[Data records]
• • •
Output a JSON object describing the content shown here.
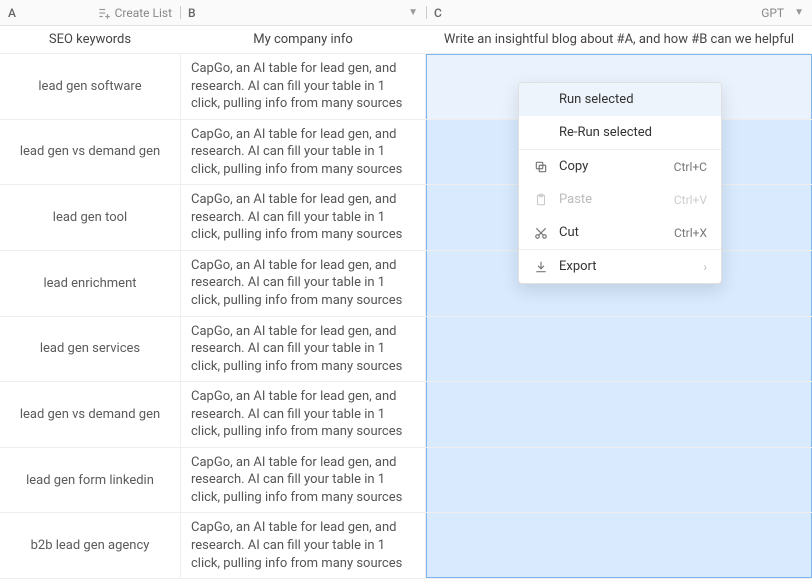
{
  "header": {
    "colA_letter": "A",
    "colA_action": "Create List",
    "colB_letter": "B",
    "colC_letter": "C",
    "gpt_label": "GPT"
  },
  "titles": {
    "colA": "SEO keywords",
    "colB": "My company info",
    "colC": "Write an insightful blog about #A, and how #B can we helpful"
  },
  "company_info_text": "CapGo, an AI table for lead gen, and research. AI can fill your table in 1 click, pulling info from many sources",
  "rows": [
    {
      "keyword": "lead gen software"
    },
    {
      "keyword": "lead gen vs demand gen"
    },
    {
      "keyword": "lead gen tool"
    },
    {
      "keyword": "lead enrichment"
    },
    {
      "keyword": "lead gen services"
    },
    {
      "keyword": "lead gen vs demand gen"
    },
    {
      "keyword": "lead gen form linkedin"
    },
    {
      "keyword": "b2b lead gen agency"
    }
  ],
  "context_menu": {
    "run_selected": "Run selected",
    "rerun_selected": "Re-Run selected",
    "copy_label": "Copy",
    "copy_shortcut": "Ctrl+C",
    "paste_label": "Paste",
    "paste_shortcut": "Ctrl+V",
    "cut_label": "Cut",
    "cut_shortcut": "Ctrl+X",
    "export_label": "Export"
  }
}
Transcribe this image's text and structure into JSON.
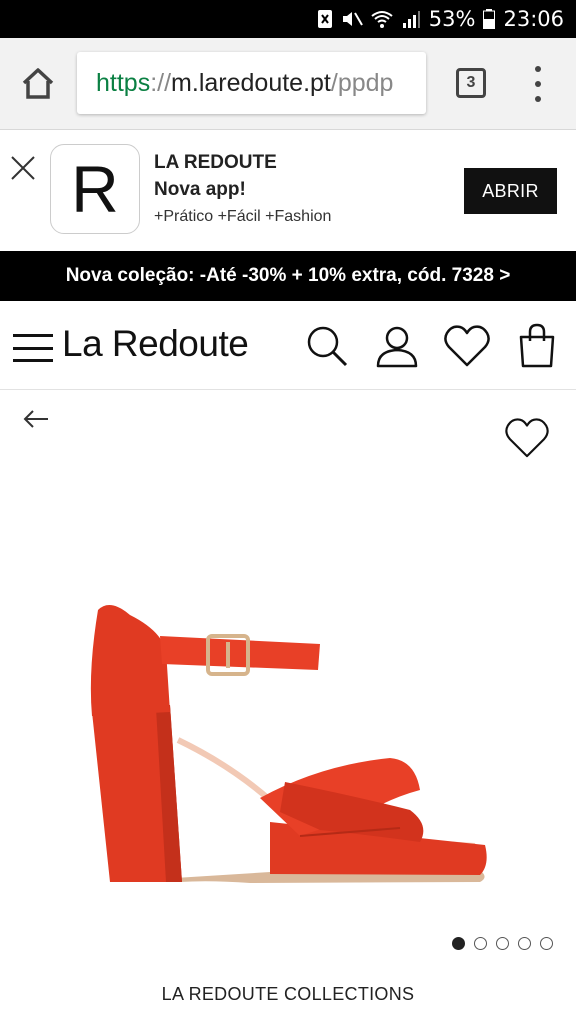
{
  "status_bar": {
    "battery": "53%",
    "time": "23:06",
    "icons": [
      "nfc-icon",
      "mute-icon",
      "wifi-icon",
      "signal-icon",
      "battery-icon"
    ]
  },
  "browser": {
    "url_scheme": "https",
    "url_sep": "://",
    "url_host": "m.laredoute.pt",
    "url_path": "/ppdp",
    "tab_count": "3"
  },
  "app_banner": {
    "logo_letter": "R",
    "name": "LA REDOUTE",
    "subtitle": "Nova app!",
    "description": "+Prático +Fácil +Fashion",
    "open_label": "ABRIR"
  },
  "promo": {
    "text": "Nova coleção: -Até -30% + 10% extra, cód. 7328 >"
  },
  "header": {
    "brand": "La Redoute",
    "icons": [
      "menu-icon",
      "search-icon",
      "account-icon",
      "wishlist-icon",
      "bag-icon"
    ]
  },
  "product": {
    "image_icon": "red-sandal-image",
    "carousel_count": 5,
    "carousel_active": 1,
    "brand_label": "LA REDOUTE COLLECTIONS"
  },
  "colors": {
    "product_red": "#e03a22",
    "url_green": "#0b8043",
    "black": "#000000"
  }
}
• • •
What the task requires: Strip the images and reproduce the remaining records precisely.

Written solution:
Output a JSON object describing the content shown here.
{
  "header": {
    "colA_letter": "A",
    "colA_action": "Create List",
    "colB_letter": "B",
    "colC_letter": "C",
    "gpt_label": "GPT"
  },
  "titles": {
    "colA": "SEO keywords",
    "colB": "My company info",
    "colC": "Write an insightful blog about #A, and how #B can we helpful"
  },
  "company_info_text": "CapGo, an AI table for lead gen, and research. AI can fill your table in 1 click, pulling info from many sources",
  "rows": [
    {
      "keyword": "lead gen software"
    },
    {
      "keyword": "lead gen vs demand gen"
    },
    {
      "keyword": "lead gen tool"
    },
    {
      "keyword": "lead enrichment"
    },
    {
      "keyword": "lead gen services"
    },
    {
      "keyword": "lead gen vs demand gen"
    },
    {
      "keyword": "lead gen form linkedin"
    },
    {
      "keyword": "b2b lead gen agency"
    }
  ],
  "context_menu": {
    "run_selected": "Run selected",
    "rerun_selected": "Re-Run selected",
    "copy_label": "Copy",
    "copy_shortcut": "Ctrl+C",
    "paste_label": "Paste",
    "paste_shortcut": "Ctrl+V",
    "cut_label": "Cut",
    "cut_shortcut": "Ctrl+X",
    "export_label": "Export"
  }
}
Transcribe this image's text and structure into JSON.
{
  "status_bar": {
    "battery": "53%",
    "time": "23:06",
    "icons": [
      "nfc-icon",
      "mute-icon",
      "wifi-icon",
      "signal-icon",
      "battery-icon"
    ]
  },
  "browser": {
    "url_scheme": "https",
    "url_sep": "://",
    "url_host": "m.laredoute.pt",
    "url_path": "/ppdp",
    "tab_count": "3"
  },
  "app_banner": {
    "logo_letter": "R",
    "name": "LA REDOUTE",
    "subtitle": "Nova app!",
    "description": "+Prático +Fácil +Fashion",
    "open_label": "ABRIR"
  },
  "promo": {
    "text": "Nova coleção: -Até -30% + 10% extra, cód. 7328 >"
  },
  "header": {
    "brand": "La Redoute",
    "icons": [
      "menu-icon",
      "search-icon",
      "account-icon",
      "wishlist-icon",
      "bag-icon"
    ]
  },
  "product": {
    "image_icon": "red-sandal-image",
    "carousel_count": 5,
    "carousel_active": 1,
    "brand_label": "LA REDOUTE COLLECTIONS"
  },
  "colors": {
    "product_red": "#e03a22",
    "url_green": "#0b8043",
    "black": "#000000"
  }
}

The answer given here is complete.